-- Begin Listing --

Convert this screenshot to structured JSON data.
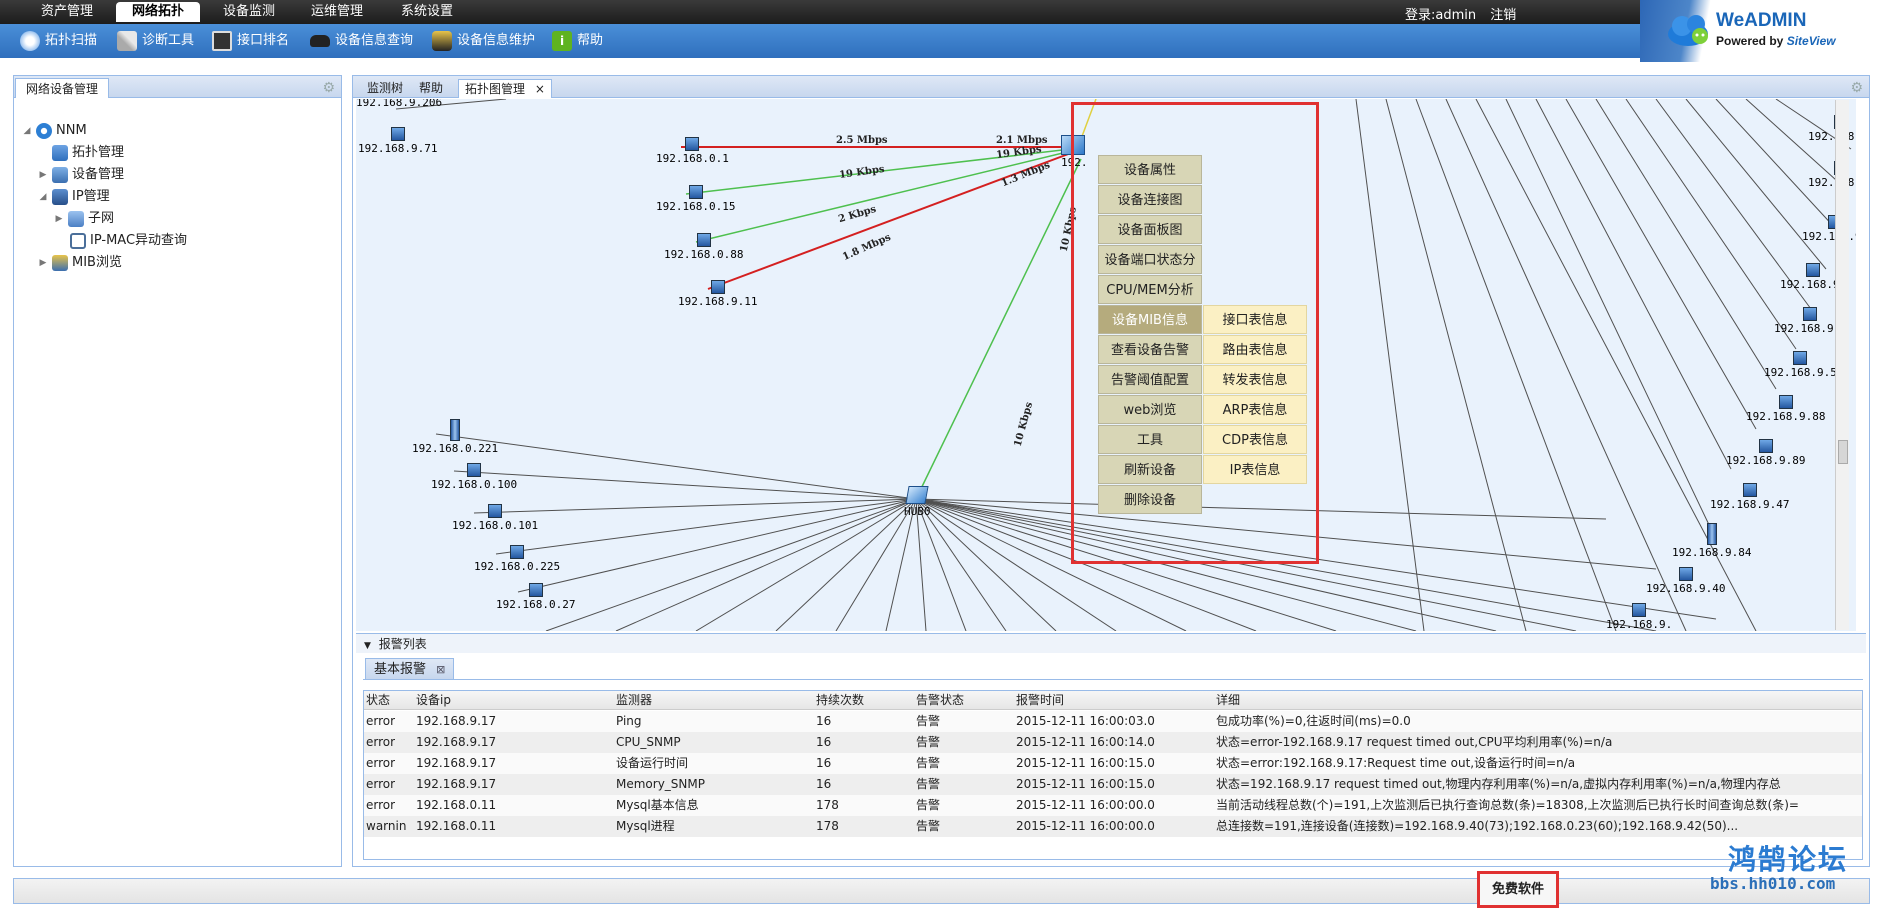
{
  "menu": {
    "tabs": [
      "资产管理",
      "网络拓扑",
      "设备监测",
      "运维管理",
      "系统设置"
    ],
    "active_tab": "网络拓扑",
    "login_label": "登录:admin",
    "logout_label": "注销"
  },
  "toolbar": {
    "items": [
      "拓扑扫描",
      "诊断工具",
      "接口排名",
      "设备信息查询",
      "设备信息维护",
      "帮助"
    ]
  },
  "brand": {
    "name": "WeADMIN",
    "powered_by": "Powered by",
    "powered_brand": "SiteView",
    "color": "#1a66b8"
  },
  "left_panel": {
    "title": "网络设备管理",
    "tree": {
      "root": "NNM",
      "topo": "拓扑管理",
      "device": "设备管理",
      "ip": "IP管理",
      "subnet": "子网",
      "ipmac": "IP-MAC异动查询",
      "mib": "MIB浏览"
    }
  },
  "main_tabs": [
    "监测树",
    "帮助",
    "拓扑图管理"
  ],
  "main_tab_close": "×",
  "topology": {
    "hub_label": "HUB0",
    "switch_label": "192.",
    "links": [
      "2.5 Mbps",
      "2.1 Mbps",
      "19 Kbps",
      "19 Kbps",
      "1.3 Mbps",
      "2 Kbps",
      "1.8 Mbps",
      "10 Kbps",
      "10 Kbps"
    ],
    "top_nodes": [
      "192.168.9.206",
      "192.168.9.71",
      "192.168.0.1",
      "192.168.0.15",
      "192.168.0.88",
      "192.168.9.11"
    ],
    "hub_nodes": [
      "192.168.0.221",
      "192.168.0.100",
      "192.168.0.101",
      "192.168.0.225",
      "192.168.0.27"
    ],
    "right_nodes": [
      "192.168.9.",
      "192.168.9.",
      "192.168.9.",
      "192.168.9.",
      "192.168.9.4",
      "192.168.9.5",
      "192.168.9.88",
      "192.168.9.89",
      "192.168.9.47",
      "192.168.9.84",
      "192.168.9.40",
      "192.168.9."
    ],
    "colors": {
      "red": "#d42020",
      "green": "#4ec04e",
      "gray": "#505050"
    }
  },
  "context_menu": {
    "items": [
      "设备属性",
      "设备连接图",
      "设备面板图",
      "设备端口状态分析",
      "CPU/MEM分析",
      "设备MIB信息",
      "查看设备告警",
      "告警阈值配置",
      "web浏览",
      "工具",
      "刷新设备",
      "删除设备"
    ],
    "highlighted": "设备MIB信息",
    "submenu": [
      "接口表信息",
      "路由表信息",
      "转发表信息",
      "ARP表信息",
      "CDP表信息",
      "IP表信息"
    ]
  },
  "alarm": {
    "section_title": "报警列表",
    "tab_label": "基本报警",
    "columns": [
      "状态",
      "设备ip",
      "监测器",
      "持续次数",
      "告警状态",
      "报警时间",
      "详细"
    ],
    "rows": [
      {
        "status": "error",
        "ip": "192.168.9.17",
        "monitor": "Ping",
        "count": "16",
        "alarm": "告警",
        "time": "2015-12-11 16:00:03.0",
        "detail": "包成功率(%)=0,往返时间(ms)=0.0"
      },
      {
        "status": "error",
        "ip": "192.168.9.17",
        "monitor": "CPU_SNMP",
        "count": "16",
        "alarm": "告警",
        "time": "2015-12-11 16:00:14.0",
        "detail": "状态=error-192.168.9.17 request timed out,CPU平均利用率(%)=n/a"
      },
      {
        "status": "error",
        "ip": "192.168.9.17",
        "monitor": "设备运行时间",
        "count": "16",
        "alarm": "告警",
        "time": "2015-12-11 16:00:15.0",
        "detail": "状态=error:192.168.9.17:Request time out,设备运行时间=n/a"
      },
      {
        "status": "error",
        "ip": "192.168.9.17",
        "monitor": "Memory_SNMP",
        "count": "16",
        "alarm": "告警",
        "time": "2015-12-11 16:00:15.0",
        "detail": "状态=192.168.9.17 request timed out,物理内存利用率(%)=n/a,虚拟内存利用率(%)=n/a,物理内存总"
      },
      {
        "status": "error",
        "ip": "192.168.0.11",
        "monitor": "Mysql基本信息",
        "count": "178",
        "alarm": "告警",
        "time": "2015-12-11 16:00:00.0",
        "detail": "当前活动线程总数(个)=191,上次监测后已执行查询总数(条)=18308,上次监测后已执行长时间查询总数(条)="
      },
      {
        "status": "warnin",
        "ip": "192.168.0.11",
        "monitor": "Mysql进程",
        "count": "178",
        "alarm": "告警",
        "time": "2015-12-11 16:00:00.0",
        "detail": "总连接数=191,连接设备(连接数)=192.168.9.40(73);192.168.0.23(60);192.168.9.42(50)..."
      }
    ]
  },
  "footer": {
    "free_software": "免费软件",
    "watermark_title": "鸿鹄论坛",
    "watermark_url": "bbs.hh010.com"
  }
}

-- End Listing --

#### Task description
Set down the complete material exactly, but do not include the images.

#### Result for this exercise
Convert this screenshot to structured JSON data.
{
  "menu": {
    "tabs": [
      "资产管理",
      "网络拓扑",
      "设备监测",
      "运维管理",
      "系统设置"
    ],
    "active_tab": "网络拓扑",
    "login_label": "登录:admin",
    "logout_label": "注销"
  },
  "toolbar": {
    "items": [
      "拓扑扫描",
      "诊断工具",
      "接口排名",
      "设备信息查询",
      "设备信息维护",
      "帮助"
    ]
  },
  "brand": {
    "name": "WeADMIN",
    "powered_by": "Powered by",
    "powered_brand": "SiteView",
    "color": "#1a66b8"
  },
  "left_panel": {
    "title": "网络设备管理",
    "tree": {
      "root": "NNM",
      "topo": "拓扑管理",
      "device": "设备管理",
      "ip": "IP管理",
      "subnet": "子网",
      "ipmac": "IP-MAC异动查询",
      "mib": "MIB浏览"
    }
  },
  "main_tabs": [
    "监测树",
    "帮助",
    "拓扑图管理"
  ],
  "main_tab_close": "×",
  "topology": {
    "hub_label": "HUB0",
    "switch_label": "192.",
    "links": [
      "2.5 Mbps",
      "2.1 Mbps",
      "19 Kbps",
      "19 Kbps",
      "1.3 Mbps",
      "2 Kbps",
      "1.8 Mbps",
      "10 Kbps",
      "10 Kbps"
    ],
    "top_nodes": [
      "192.168.9.206",
      "192.168.9.71",
      "192.168.0.1",
      "192.168.0.15",
      "192.168.0.88",
      "192.168.9.11"
    ],
    "hub_nodes": [
      "192.168.0.221",
      "192.168.0.100",
      "192.168.0.101",
      "192.168.0.225",
      "192.168.0.27"
    ],
    "right_nodes": [
      "192.168.9.",
      "192.168.9.",
      "192.168.9.",
      "192.168.9.",
      "192.168.9.4",
      "192.168.9.5",
      "192.168.9.88",
      "192.168.9.89",
      "192.168.9.47",
      "192.168.9.84",
      "192.168.9.40",
      "192.168.9."
    ],
    "colors": {
      "red": "#d42020",
      "green": "#4ec04e",
      "gray": "#505050"
    }
  },
  "context_menu": {
    "items": [
      "设备属性",
      "设备连接图",
      "设备面板图",
      "设备端口状态分析",
      "CPU/MEM分析",
      "设备MIB信息",
      "查看设备告警",
      "告警阈值配置",
      "web浏览",
      "工具",
      "刷新设备",
      "删除设备"
    ],
    "highlighted": "设备MIB信息",
    "submenu": [
      "接口表信息",
      "路由表信息",
      "转发表信息",
      "ARP表信息",
      "CDP表信息",
      "IP表信息"
    ]
  },
  "alarm": {
    "section_title": "报警列表",
    "tab_label": "基本报警",
    "columns": [
      "状态",
      "设备ip",
      "监测器",
      "持续次数",
      "告警状态",
      "报警时间",
      "详细"
    ],
    "rows": [
      {
        "status": "error",
        "ip": "192.168.9.17",
        "monitor": "Ping",
        "count": "16",
        "alarm": "告警",
        "time": "2015-12-11 16:00:03.0",
        "detail": "包成功率(%)=0,往返时间(ms)=0.0"
      },
      {
        "status": "error",
        "ip": "192.168.9.17",
        "monitor": "CPU_SNMP",
        "count": "16",
        "alarm": "告警",
        "time": "2015-12-11 16:00:14.0",
        "detail": "状态=error-192.168.9.17 request timed out,CPU平均利用率(%)=n/a"
      },
      {
        "status": "error",
        "ip": "192.168.9.17",
        "monitor": "设备运行时间",
        "count": "16",
        "alarm": "告警",
        "time": "2015-12-11 16:00:15.0",
        "detail": "状态=error:192.168.9.17:Request time out,设备运行时间=n/a"
      },
      {
        "status": "error",
        "ip": "192.168.9.17",
        "monitor": "Memory_SNMP",
        "count": "16",
        "alarm": "告警",
        "time": "2015-12-11 16:00:15.0",
        "detail": "状态=192.168.9.17 request timed out,物理内存利用率(%)=n/a,虚拟内存利用率(%)=n/a,物理内存总"
      },
      {
        "status": "error",
        "ip": "192.168.0.11",
        "monitor": "Mysql基本信息",
        "count": "178",
        "alarm": "告警",
        "time": "2015-12-11 16:00:00.0",
        "detail": "当前活动线程总数(个)=191,上次监测后已执行查询总数(条)=18308,上次监测后已执行长时间查询总数(条)="
      },
      {
        "status": "warnin",
        "ip": "192.168.0.11",
        "monitor": "Mysql进程",
        "count": "178",
        "alarm": "告警",
        "time": "2015-12-11 16:00:00.0",
        "detail": "总连接数=191,连接设备(连接数)=192.168.9.40(73);192.168.0.23(60);192.168.9.42(50)..."
      }
    ]
  },
  "footer": {
    "free_software": "免费软件",
    "watermark_title": "鸿鹄论坛",
    "watermark_url": "bbs.hh010.com"
  }
}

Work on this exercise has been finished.